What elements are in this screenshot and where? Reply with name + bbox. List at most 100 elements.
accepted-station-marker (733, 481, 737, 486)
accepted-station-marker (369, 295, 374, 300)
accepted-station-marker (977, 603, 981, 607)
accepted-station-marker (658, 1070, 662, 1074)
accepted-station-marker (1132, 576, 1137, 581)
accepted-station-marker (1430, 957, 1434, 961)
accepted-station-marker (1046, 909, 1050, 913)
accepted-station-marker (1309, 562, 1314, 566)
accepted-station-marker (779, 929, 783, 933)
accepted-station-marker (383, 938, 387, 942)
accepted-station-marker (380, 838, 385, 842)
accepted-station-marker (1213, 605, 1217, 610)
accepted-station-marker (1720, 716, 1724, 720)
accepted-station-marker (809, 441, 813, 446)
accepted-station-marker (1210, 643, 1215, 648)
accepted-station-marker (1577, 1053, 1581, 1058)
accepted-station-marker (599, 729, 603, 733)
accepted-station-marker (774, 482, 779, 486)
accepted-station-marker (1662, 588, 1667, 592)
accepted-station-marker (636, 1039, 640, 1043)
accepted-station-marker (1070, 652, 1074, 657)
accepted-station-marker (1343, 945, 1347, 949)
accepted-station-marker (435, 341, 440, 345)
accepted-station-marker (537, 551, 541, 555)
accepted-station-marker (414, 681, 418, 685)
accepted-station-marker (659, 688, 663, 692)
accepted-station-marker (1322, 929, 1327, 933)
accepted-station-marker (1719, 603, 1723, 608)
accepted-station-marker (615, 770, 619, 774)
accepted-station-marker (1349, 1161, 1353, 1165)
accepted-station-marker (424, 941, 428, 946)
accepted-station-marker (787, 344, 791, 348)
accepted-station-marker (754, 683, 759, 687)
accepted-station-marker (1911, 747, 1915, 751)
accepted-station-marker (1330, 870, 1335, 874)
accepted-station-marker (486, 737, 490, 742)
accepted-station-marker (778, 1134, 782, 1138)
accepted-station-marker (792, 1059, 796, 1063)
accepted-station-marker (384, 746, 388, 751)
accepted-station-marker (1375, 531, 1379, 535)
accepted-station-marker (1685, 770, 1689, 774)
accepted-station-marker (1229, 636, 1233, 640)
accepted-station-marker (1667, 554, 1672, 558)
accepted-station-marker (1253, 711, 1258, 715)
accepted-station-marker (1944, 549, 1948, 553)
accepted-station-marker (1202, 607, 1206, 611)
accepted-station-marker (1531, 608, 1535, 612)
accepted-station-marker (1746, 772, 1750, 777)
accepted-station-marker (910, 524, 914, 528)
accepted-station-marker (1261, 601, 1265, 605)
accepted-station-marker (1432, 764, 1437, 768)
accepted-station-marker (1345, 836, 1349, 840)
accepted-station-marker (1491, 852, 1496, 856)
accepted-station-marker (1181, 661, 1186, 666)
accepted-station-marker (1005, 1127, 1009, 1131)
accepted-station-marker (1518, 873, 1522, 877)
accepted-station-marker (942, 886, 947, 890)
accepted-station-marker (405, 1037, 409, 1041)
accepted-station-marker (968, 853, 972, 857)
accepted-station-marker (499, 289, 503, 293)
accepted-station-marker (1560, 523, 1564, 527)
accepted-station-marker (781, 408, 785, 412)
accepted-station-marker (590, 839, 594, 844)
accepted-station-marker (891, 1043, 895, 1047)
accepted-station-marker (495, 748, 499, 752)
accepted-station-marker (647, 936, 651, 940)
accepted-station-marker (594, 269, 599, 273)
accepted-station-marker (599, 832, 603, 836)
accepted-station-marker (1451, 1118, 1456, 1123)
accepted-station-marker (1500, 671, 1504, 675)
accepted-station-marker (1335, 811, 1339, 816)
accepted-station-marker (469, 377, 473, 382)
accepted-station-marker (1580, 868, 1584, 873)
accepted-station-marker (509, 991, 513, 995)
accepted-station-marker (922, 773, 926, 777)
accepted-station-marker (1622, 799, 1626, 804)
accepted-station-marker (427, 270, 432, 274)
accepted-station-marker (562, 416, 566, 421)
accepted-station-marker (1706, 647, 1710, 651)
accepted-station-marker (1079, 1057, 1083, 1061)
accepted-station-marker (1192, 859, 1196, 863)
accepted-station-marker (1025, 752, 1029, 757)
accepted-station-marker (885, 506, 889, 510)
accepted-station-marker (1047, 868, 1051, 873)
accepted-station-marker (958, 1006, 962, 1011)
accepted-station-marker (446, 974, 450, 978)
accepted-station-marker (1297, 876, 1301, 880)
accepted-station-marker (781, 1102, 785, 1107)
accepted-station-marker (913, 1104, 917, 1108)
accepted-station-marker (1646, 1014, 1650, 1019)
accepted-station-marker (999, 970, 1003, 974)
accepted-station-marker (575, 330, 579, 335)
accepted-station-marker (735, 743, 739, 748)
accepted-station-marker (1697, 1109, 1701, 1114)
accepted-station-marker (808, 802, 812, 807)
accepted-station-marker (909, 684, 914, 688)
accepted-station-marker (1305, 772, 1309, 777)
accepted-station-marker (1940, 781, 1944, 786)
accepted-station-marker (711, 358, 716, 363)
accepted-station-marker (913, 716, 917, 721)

§ §

= AIM OF THE TASK =
Copy all the lines above with "screenshot" swapped for "image", keeping everything else the same.

= EXERCISE ANSWER =
What elements are in this image and where? Reply with name + bbox. List at most 100 elements.
accepted-station-marker (733, 481, 737, 486)
accepted-station-marker (369, 295, 374, 300)
accepted-station-marker (977, 603, 981, 607)
accepted-station-marker (658, 1070, 662, 1074)
accepted-station-marker (1132, 576, 1137, 581)
accepted-station-marker (1430, 957, 1434, 961)
accepted-station-marker (1046, 909, 1050, 913)
accepted-station-marker (1309, 562, 1314, 566)
accepted-station-marker (779, 929, 783, 933)
accepted-station-marker (383, 938, 387, 942)
accepted-station-marker (380, 838, 385, 842)
accepted-station-marker (1213, 605, 1217, 610)
accepted-station-marker (1720, 716, 1724, 720)
accepted-station-marker (809, 441, 813, 446)
accepted-station-marker (1210, 643, 1215, 648)
accepted-station-marker (1577, 1053, 1581, 1058)
accepted-station-marker (599, 729, 603, 733)
accepted-station-marker (774, 482, 779, 486)
accepted-station-marker (1662, 588, 1667, 592)
accepted-station-marker (636, 1039, 640, 1043)
accepted-station-marker (1070, 652, 1074, 657)
accepted-station-marker (1343, 945, 1347, 949)
accepted-station-marker (435, 341, 440, 345)
accepted-station-marker (537, 551, 541, 555)
accepted-station-marker (414, 681, 418, 685)
accepted-station-marker (659, 688, 663, 692)
accepted-station-marker (1322, 929, 1327, 933)
accepted-station-marker (1719, 603, 1723, 608)
accepted-station-marker (615, 770, 619, 774)
accepted-station-marker (1349, 1161, 1353, 1165)
accepted-station-marker (424, 941, 428, 946)
accepted-station-marker (787, 344, 791, 348)
accepted-station-marker (754, 683, 759, 687)
accepted-station-marker (1911, 747, 1915, 751)
accepted-station-marker (1330, 870, 1335, 874)
accepted-station-marker (486, 737, 490, 742)
accepted-station-marker (778, 1134, 782, 1138)
accepted-station-marker (792, 1059, 796, 1063)
accepted-station-marker (384, 746, 388, 751)
accepted-station-marker (1375, 531, 1379, 535)
accepted-station-marker (1685, 770, 1689, 774)
accepted-station-marker (1229, 636, 1233, 640)
accepted-station-marker (1667, 554, 1672, 558)
accepted-station-marker (1253, 711, 1258, 715)
accepted-station-marker (1944, 549, 1948, 553)
accepted-station-marker (1202, 607, 1206, 611)
accepted-station-marker (1531, 608, 1535, 612)
accepted-station-marker (1746, 772, 1750, 777)
accepted-station-marker (910, 524, 914, 528)
accepted-station-marker (1261, 601, 1265, 605)
accepted-station-marker (1432, 764, 1437, 768)
accepted-station-marker (1345, 836, 1349, 840)
accepted-station-marker (1491, 852, 1496, 856)
accepted-station-marker (1181, 661, 1186, 666)
accepted-station-marker (1005, 1127, 1009, 1131)
accepted-station-marker (1518, 873, 1522, 877)
accepted-station-marker (942, 886, 947, 890)
accepted-station-marker (405, 1037, 409, 1041)
accepted-station-marker (968, 853, 972, 857)
accepted-station-marker (499, 289, 503, 293)
accepted-station-marker (1560, 523, 1564, 527)
accepted-station-marker (781, 408, 785, 412)
accepted-station-marker (590, 839, 594, 844)
accepted-station-marker (891, 1043, 895, 1047)
accepted-station-marker (495, 748, 499, 752)
accepted-station-marker (647, 936, 651, 940)
accepted-station-marker (594, 269, 599, 273)
accepted-station-marker (599, 832, 603, 836)
accepted-station-marker (1451, 1118, 1456, 1123)
accepted-station-marker (1500, 671, 1504, 675)
accepted-station-marker (1335, 811, 1339, 816)
accepted-station-marker (469, 377, 473, 382)
accepted-station-marker (1580, 868, 1584, 873)
accepted-station-marker (509, 991, 513, 995)
accepted-station-marker (922, 773, 926, 777)
accepted-station-marker (1622, 799, 1626, 804)
accepted-station-marker (427, 270, 432, 274)
accepted-station-marker (562, 416, 566, 421)
accepted-station-marker (1706, 647, 1710, 651)
accepted-station-marker (1079, 1057, 1083, 1061)
accepted-station-marker (1192, 859, 1196, 863)
accepted-station-marker (1025, 752, 1029, 757)
accepted-station-marker (885, 506, 889, 510)
accepted-station-marker (1047, 868, 1051, 873)
accepted-station-marker (958, 1006, 962, 1011)
accepted-station-marker (446, 974, 450, 978)
accepted-station-marker (1297, 876, 1301, 880)
accepted-station-marker (781, 1102, 785, 1107)
accepted-station-marker (913, 1104, 917, 1108)
accepted-station-marker (1646, 1014, 1650, 1019)
accepted-station-marker (999, 970, 1003, 974)
accepted-station-marker (575, 330, 579, 335)
accepted-station-marker (735, 743, 739, 748)
accepted-station-marker (1697, 1109, 1701, 1114)
accepted-station-marker (808, 802, 812, 807)
accepted-station-marker (909, 684, 914, 688)
accepted-station-marker (1305, 772, 1309, 777)
accepted-station-marker (1940, 781, 1944, 786)
accepted-station-marker (711, 358, 716, 363)
accepted-station-marker (913, 716, 917, 721)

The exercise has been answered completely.